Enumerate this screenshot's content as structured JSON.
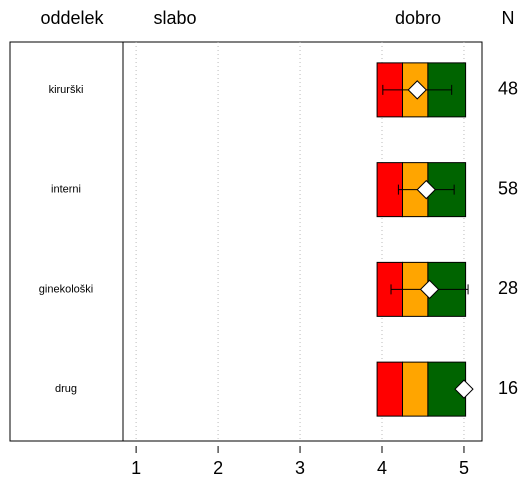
{
  "chart_data": {
    "type": "rating-bar",
    "headers": [
      "oddelek",
      "slabo",
      "dobro",
      "N"
    ],
    "categories": [
      "kirurški",
      "interni",
      "ginekološki",
      "drug"
    ],
    "values": [
      4.43,
      4.54,
      4.58,
      5.0
    ],
    "errors": [
      0.42,
      0.34,
      0.47,
      null
    ],
    "n": [
      48,
      58,
      28,
      16
    ],
    "bands": [
      3.94,
      4.25,
      4.56,
      5.02
    ],
    "band_colors": [
      "#ff0000",
      "#ffa500",
      "#006400"
    ],
    "xlim": [
      0.84,
      5.22
    ],
    "xticks": [
      1,
      2,
      3,
      4,
      5
    ],
    "grid": true
  }
}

## [SET TASK]
Can the entries above be repeated exactly, without their pictures?

## [OUTPUT FOR THIS TASK]
Enumerate this screenshot's content as structured JSON.
{
  "chart_data": {
    "type": "rating-bar",
    "headers": [
      "oddelek",
      "slabo",
      "dobro",
      "N"
    ],
    "categories": [
      "kirurški",
      "interni",
      "ginekološki",
      "drug"
    ],
    "values": [
      4.43,
      4.54,
      4.58,
      5.0
    ],
    "errors": [
      0.42,
      0.34,
      0.47,
      null
    ],
    "n": [
      48,
      58,
      28,
      16
    ],
    "bands": [
      3.94,
      4.25,
      4.56,
      5.02
    ],
    "band_colors": [
      "#ff0000",
      "#ffa500",
      "#006400"
    ],
    "xlim": [
      0.84,
      5.22
    ],
    "xticks": [
      1,
      2,
      3,
      4,
      5
    ],
    "grid": true
  }
}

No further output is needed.